Items from a dataset:
• • •

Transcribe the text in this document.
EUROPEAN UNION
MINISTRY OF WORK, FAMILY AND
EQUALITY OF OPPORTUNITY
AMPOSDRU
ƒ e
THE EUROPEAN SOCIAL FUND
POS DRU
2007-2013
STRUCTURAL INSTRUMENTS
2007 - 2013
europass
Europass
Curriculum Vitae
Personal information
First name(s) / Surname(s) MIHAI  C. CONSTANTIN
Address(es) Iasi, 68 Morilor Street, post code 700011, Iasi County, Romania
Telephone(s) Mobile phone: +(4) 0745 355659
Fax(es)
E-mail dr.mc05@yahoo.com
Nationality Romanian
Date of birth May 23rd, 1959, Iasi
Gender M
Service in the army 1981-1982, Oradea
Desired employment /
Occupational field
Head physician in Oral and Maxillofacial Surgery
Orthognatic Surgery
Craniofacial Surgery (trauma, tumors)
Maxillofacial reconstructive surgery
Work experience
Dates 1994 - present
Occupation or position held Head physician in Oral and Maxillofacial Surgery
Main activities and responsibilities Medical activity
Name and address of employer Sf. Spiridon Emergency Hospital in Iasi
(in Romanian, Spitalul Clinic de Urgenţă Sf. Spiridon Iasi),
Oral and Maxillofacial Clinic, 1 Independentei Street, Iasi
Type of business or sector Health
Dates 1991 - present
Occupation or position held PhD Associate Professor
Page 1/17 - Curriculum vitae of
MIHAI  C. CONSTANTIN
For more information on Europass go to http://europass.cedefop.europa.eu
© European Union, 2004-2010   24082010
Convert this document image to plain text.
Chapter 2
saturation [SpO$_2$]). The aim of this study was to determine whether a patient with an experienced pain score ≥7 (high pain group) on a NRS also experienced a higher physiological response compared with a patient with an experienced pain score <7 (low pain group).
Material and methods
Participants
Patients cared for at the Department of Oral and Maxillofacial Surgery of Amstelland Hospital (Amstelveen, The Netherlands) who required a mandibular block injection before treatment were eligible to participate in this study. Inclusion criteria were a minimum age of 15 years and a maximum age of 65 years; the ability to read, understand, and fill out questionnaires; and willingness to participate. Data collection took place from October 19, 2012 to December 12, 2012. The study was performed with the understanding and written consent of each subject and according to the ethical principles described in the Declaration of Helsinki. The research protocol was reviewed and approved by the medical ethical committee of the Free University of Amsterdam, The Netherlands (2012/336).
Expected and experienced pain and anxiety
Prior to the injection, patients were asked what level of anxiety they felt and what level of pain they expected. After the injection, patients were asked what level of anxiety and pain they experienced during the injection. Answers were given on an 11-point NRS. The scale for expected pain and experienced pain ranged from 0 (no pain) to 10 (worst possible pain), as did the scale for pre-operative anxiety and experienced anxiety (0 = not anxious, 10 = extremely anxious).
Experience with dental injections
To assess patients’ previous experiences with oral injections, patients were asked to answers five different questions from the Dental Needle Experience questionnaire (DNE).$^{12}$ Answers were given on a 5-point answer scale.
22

• • •

How to complete this task
The full data, transcribed without change, is the expected answer.

Output for this exercise
Transcribe the text in this document.
EUROPEAN UNION
MINISTRY OF WORK, FAMILY AND
EQUALITY OF OPPORTUNITY
AMPOSDRU
ƒ e
THE EUROPEAN SOCIAL FUND
POS DRU
2007-2013
STRUCTURAL INSTRUMENTS
2007 - 2013
europass
Europass
Curriculum Vitae
Personal information
First name(s) / Surname(s) MIHAI  C. CONSTANTIN
Address(es) Iasi, 68 Morilor Street, post code 700011, Iasi County, Romania
Telephone(s) Mobile phone: +(4) 0745 355659
Fax(es)
E-mail dr.mc05@yahoo.com
Nationality Romanian
Date of birth May 23rd, 1959, Iasi
Gender M
Service in the army 1981-1982, Oradea
Desired employment /
Occupational field
Head physician in Oral and Maxillofacial Surgery
Orthognatic Surgery
Craniofacial Surgery (trauma, tumors)
Maxillofacial reconstructive surgery
Work experience
Dates 1994 - present
Occupation or position held Head physician in Oral and Maxillofacial Surgery
Main activities and responsibilities Medical activity
Name and address of employer Sf. Spiridon Emergency Hospital in Iasi
(in Romanian, Spitalul Clinic de Urgenţă Sf. Spiridon Iasi),
Oral and Maxillofacial Clinic, 1 Independentei Street, Iasi
Type of business or sector Health
Dates 1991 - present
Occupation or position held PhD Associate Professor
Page 1/17 - Curriculum vitae of
MIHAI  C. CONSTANTIN
For more information on Europass go to http://europass.cedefop.europa.eu
© European Union, 2004-2010   24082010
Convert this document image to plain text.
Chapter 2
saturation [SpO$_2$]). The aim of this study was to determine whether a patient with an experienced pain score ≥7 (high pain group) on a NRS also experienced a higher physiological response compared with a patient with an experienced pain score <7 (low pain group).
Material and methods
Participants
Patients cared for at the Department of Oral and Maxillofacial Surgery of Amstelland Hospital (Amstelveen, The Netherlands) who required a mandibular block injection before treatment were eligible to participate in this study. Inclusion criteria were a minimum age of 15 years and a maximum age of 65 years; the ability to read, understand, and fill out questionnaires; and willingness to participate. Data collection took place from October 19, 2012 to December 12, 2012. The study was performed with the understanding and written consent of each subject and according to the ethical principles described in the Declaration of Helsinki. The research protocol was reviewed and approved by the medical ethical committee of the Free University of Amsterdam, The Netherlands (2012/336).
Expected and experienced pain and anxiety
Prior to the injection, patients were asked what level of anxiety they felt and what level of pain they expected. After the injection, patients were asked what level of anxiety and pain they experienced during the injection. Answers were given on an 11-point NRS. The scale for expected pain and experienced pain ranged from 0 (no pain) to 10 (worst possible pain), as did the scale for pre-operative anxiety and experienced anxiety (0 = not anxious, 10 = extremely anxious).
Experience with dental injections
To assess patients’ previous experiences with oral injections, patients were asked to answers five different questions from the Dental Needle Experience questionnaire (DNE).$^{12}$ Answers were given on a 5-point answer scale.
22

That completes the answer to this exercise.